_Extract provided_
###

The Daily Beast’s Obsessed Critics’ Most Delicious Pans From the Last Year

Photo Illustration by Kelly Caminero/Thomas Levinson/The Daily Beast/Getty/Apple TV+/Paramount/Universal/Warner Bros.
Photo Illustration by Kelly Caminero/Thomas Levinson/The Daily Beast/Getty/Apple TV+/Paramount/Universal/Warner Bros.

The Daily Beast’s Obsessed, your favorite pop-culture website and ours, turned 1 this week! To celebrate, we’re taking a look back at some of the best content we produced in our first year.

One of the things we take the most pride in as entertainment enthusiasts is guiding you through the glut of TV shows and movies out there towards the ones that are most worth your time. Perhaps more importantly, we hope to steer you away from those that aren’t.

###

_Information supplied_
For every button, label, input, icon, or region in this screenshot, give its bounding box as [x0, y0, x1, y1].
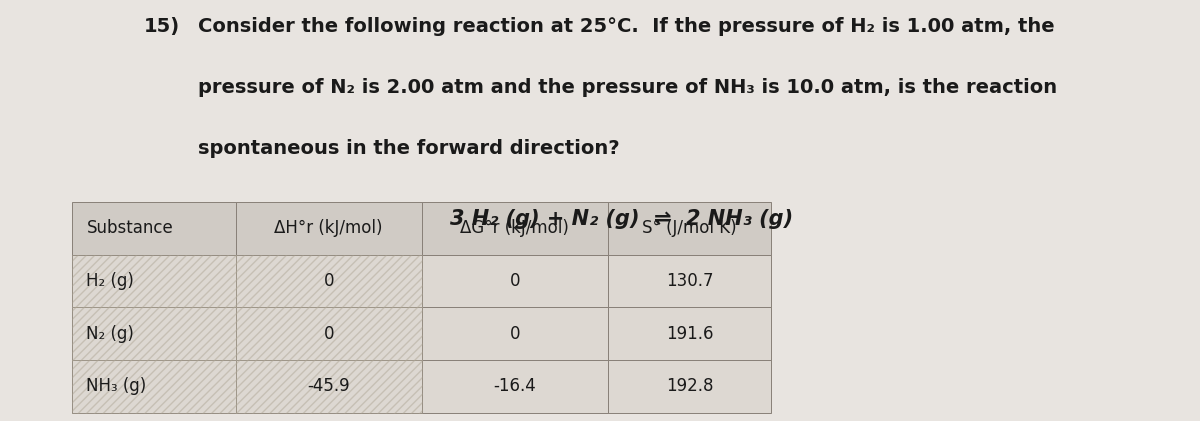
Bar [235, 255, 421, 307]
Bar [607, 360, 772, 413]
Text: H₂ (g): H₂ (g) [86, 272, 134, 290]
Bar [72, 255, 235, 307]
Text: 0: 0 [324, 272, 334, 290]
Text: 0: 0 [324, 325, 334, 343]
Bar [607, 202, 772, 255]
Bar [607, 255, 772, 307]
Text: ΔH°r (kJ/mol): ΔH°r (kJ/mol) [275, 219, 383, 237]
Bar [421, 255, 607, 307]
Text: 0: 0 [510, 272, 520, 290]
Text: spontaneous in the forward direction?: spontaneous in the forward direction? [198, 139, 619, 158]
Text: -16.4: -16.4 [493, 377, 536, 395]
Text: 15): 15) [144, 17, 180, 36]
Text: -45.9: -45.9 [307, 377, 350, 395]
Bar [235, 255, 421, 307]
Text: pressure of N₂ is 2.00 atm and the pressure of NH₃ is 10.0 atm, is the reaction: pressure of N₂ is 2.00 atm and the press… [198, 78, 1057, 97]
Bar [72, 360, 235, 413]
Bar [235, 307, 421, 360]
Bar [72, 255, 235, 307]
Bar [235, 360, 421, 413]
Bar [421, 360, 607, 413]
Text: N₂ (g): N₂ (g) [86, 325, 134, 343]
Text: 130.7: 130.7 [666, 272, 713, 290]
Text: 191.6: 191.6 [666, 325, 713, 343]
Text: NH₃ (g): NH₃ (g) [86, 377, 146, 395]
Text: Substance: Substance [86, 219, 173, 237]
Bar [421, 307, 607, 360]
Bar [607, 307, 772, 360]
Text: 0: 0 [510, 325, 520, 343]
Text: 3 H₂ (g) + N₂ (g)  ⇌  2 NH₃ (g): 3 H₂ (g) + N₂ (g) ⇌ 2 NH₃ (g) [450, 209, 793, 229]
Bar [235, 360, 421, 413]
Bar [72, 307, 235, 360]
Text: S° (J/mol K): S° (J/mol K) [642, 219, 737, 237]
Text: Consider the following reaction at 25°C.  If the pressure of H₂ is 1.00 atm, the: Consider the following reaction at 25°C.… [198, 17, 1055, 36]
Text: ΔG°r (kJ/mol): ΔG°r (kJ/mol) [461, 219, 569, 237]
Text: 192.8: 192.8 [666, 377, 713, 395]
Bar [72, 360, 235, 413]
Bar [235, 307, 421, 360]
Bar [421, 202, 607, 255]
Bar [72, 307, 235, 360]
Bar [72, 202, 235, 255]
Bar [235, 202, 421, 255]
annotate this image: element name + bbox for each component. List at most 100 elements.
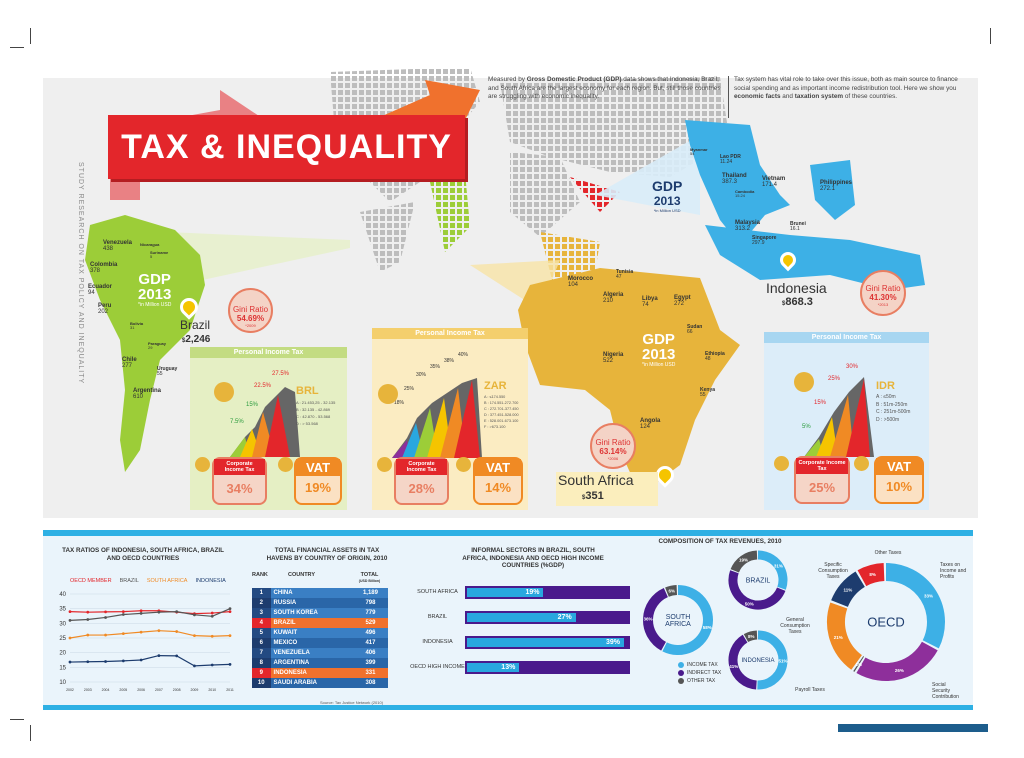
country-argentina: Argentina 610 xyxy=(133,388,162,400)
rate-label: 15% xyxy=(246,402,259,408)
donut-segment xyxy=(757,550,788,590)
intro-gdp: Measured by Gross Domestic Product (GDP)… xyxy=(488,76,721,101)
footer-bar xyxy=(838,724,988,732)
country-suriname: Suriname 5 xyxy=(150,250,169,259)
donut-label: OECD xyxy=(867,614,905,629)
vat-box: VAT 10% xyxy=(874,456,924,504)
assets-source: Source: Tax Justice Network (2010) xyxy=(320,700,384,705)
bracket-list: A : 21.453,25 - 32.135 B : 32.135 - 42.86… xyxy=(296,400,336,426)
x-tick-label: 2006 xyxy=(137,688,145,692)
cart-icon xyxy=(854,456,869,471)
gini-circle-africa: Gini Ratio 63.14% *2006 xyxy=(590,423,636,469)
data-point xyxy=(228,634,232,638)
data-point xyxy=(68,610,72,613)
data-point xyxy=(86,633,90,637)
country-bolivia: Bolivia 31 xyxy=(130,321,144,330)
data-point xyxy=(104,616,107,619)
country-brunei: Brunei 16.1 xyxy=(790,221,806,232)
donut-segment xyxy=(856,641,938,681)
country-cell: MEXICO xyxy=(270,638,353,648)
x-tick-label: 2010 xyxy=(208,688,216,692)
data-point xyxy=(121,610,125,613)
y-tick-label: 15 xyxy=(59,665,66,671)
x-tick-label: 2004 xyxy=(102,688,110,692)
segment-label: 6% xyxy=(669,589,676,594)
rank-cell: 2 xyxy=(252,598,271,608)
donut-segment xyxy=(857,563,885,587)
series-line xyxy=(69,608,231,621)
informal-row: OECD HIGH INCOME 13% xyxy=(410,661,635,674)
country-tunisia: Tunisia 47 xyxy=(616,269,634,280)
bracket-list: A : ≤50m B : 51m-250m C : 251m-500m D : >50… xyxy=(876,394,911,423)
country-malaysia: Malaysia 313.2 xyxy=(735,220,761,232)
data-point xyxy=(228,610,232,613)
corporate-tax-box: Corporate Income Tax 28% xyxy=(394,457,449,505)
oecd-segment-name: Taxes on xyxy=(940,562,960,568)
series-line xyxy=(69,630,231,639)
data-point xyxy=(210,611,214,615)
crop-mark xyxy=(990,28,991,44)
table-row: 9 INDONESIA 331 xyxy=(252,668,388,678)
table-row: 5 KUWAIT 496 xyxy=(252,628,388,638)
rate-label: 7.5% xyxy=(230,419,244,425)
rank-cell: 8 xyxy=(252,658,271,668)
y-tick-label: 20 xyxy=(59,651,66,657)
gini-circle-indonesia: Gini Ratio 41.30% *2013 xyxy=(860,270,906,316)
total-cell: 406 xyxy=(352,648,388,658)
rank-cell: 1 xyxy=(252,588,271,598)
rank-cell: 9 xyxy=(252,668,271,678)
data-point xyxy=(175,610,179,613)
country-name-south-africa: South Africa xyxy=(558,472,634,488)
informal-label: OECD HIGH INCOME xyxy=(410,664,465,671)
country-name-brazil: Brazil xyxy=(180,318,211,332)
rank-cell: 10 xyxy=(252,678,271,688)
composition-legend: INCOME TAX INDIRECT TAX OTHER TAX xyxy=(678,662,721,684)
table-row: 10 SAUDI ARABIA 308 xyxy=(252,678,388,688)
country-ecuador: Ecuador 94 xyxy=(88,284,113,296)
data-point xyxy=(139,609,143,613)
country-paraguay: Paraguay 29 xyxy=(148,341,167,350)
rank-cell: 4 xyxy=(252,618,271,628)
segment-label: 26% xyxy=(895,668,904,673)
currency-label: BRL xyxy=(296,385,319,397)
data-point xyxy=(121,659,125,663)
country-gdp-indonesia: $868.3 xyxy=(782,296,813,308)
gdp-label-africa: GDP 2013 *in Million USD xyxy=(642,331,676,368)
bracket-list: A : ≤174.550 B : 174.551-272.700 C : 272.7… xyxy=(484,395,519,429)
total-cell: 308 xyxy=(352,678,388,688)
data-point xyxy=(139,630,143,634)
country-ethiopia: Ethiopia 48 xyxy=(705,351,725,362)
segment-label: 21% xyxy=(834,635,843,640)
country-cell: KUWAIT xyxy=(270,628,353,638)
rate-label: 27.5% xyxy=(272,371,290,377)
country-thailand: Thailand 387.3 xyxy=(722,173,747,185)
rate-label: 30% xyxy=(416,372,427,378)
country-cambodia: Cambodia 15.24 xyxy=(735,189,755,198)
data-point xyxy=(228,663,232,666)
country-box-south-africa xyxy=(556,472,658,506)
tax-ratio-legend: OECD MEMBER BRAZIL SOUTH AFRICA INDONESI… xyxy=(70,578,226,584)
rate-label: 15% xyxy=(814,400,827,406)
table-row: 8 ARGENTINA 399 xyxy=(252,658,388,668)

###

_Task prompt_
Repeat the passage of the article on Obsessed's first year, starting with "The Daily Beast’s Obsessed Critics’" and going on through "our first year.", but swap "favorite" for "preferred".

_Solution_
The Daily Beast’s Obsessed Critics’ Most Delicious Pans From the Last Year

Photo Illustration by Kelly Caminero/Thomas Levinson/The Daily Beast/Getty/Apple TV+/Paramount/Universal/Warner Bros.
Photo Illustration by Kelly Caminero/Thomas Levinson/The Daily Beast/Getty/Apple TV+/Paramount/Universal/Warner Bros.

The Daily Beast’s Obsessed, your preferred pop-culture website and ours, turned 1 this week! To celebrate, we’re taking a look back at some of the best content we produced in our first year.